DATA TO USE:
============================================================

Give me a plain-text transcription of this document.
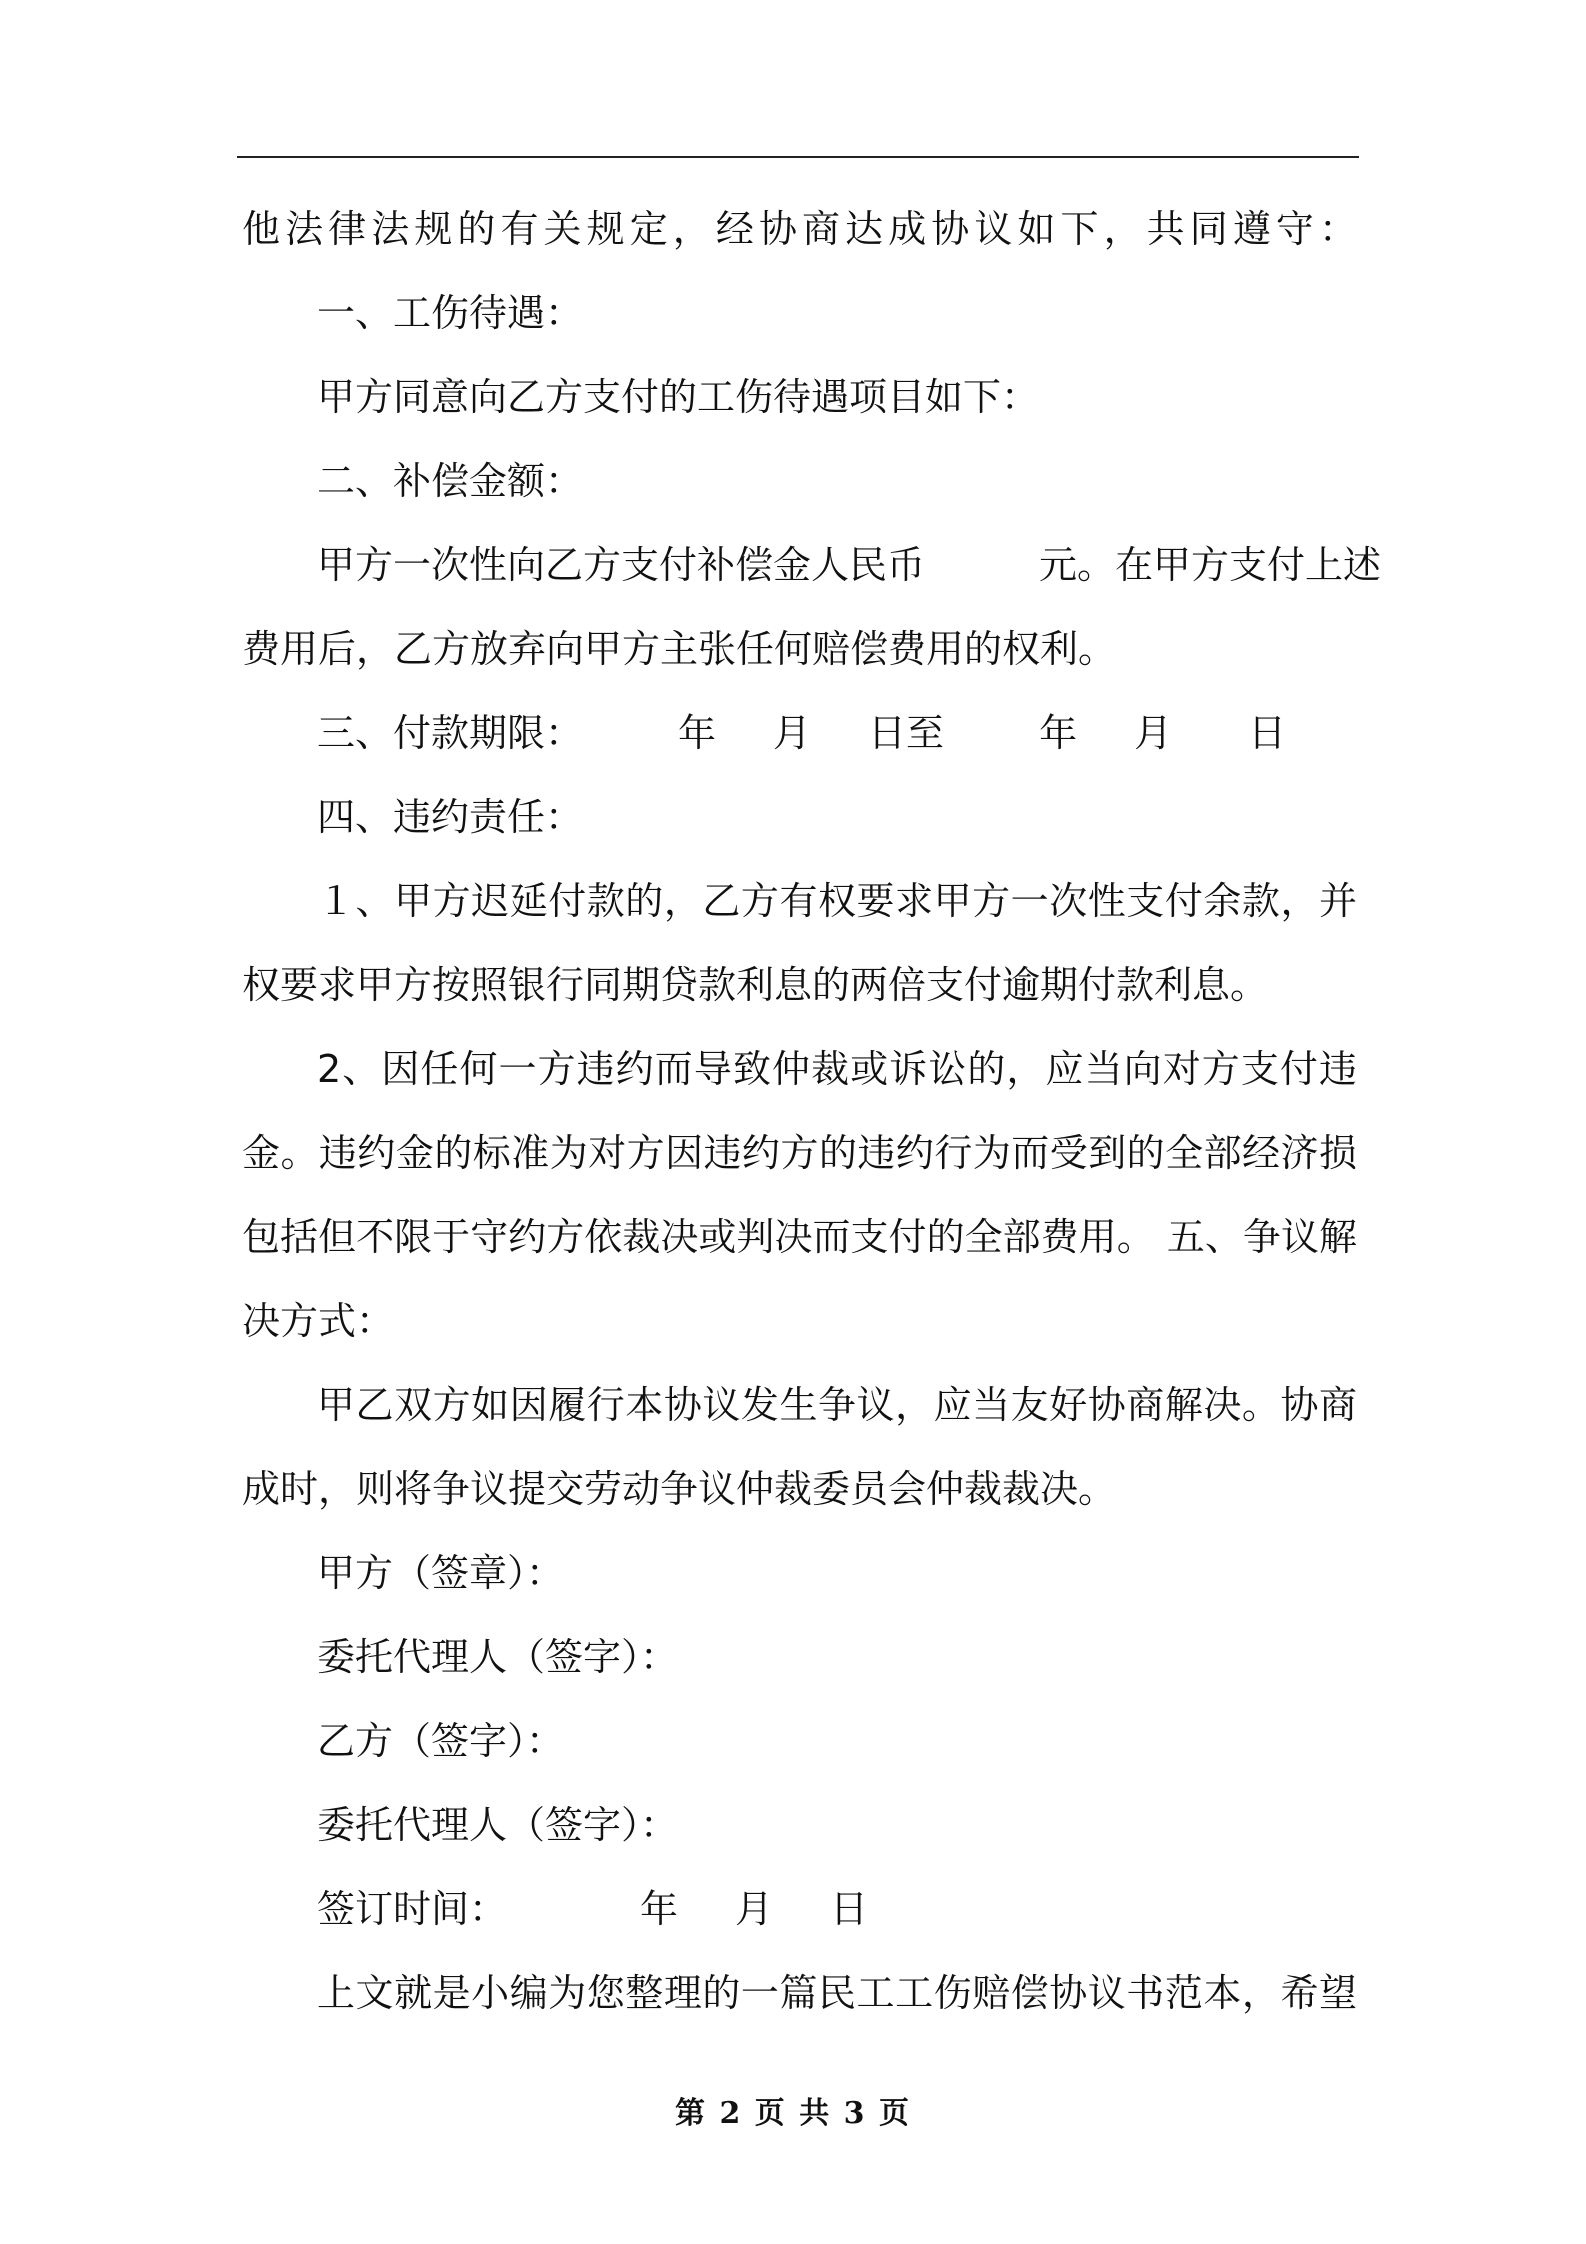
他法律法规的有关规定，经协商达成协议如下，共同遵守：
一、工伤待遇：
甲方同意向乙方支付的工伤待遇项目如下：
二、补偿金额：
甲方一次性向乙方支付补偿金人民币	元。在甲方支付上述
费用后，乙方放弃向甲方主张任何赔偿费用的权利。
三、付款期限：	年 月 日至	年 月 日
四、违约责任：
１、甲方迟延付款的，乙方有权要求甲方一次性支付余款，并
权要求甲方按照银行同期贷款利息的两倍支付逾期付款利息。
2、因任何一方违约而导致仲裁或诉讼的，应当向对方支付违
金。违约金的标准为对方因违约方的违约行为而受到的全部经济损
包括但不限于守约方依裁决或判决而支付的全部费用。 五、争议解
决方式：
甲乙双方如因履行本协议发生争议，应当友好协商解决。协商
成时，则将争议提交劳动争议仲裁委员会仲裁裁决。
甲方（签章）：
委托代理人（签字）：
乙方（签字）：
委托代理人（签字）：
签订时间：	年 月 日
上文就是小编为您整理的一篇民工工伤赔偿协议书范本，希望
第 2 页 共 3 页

============================================================

Return the listing above word for word, with the pictures removed.

Give me a plain-text transcription of this document.
他法律法规的有关规定，经协商达成协议如下，共同遵守：
一、工伤待遇：
甲方同意向乙方支付的工伤待遇项目如下：
二、补偿金额：
甲方一次性向乙方支付补偿金人民币	元。在甲方支付上述
费用后，乙方放弃向甲方主张任何赔偿费用的权利。
三、付款期限：	年 月 日至	年 月 日
四、违约责任：
１、甲方迟延付款的，乙方有权要求甲方一次性支付余款，并
权要求甲方按照银行同期贷款利息的两倍支付逾期付款利息。
2、因任何一方违约而导致仲裁或诉讼的，应当向对方支付违
金。违约金的标准为对方因违约方的违约行为而受到的全部经济损
包括但不限于守约方依裁决或判决而支付的全部费用。 五、争议解
决方式：
甲乙双方如因履行本协议发生争议，应当友好协商解决。协商
成时，则将争议提交劳动争议仲裁委员会仲裁裁决。
甲方（签章）：
委托代理人（签字）：
乙方（签字）：
委托代理人（签字）：
签订时间：	年 月 日
上文就是小编为您整理的一篇民工工伤赔偿协议书范本，希望
第 2 页 共 3 页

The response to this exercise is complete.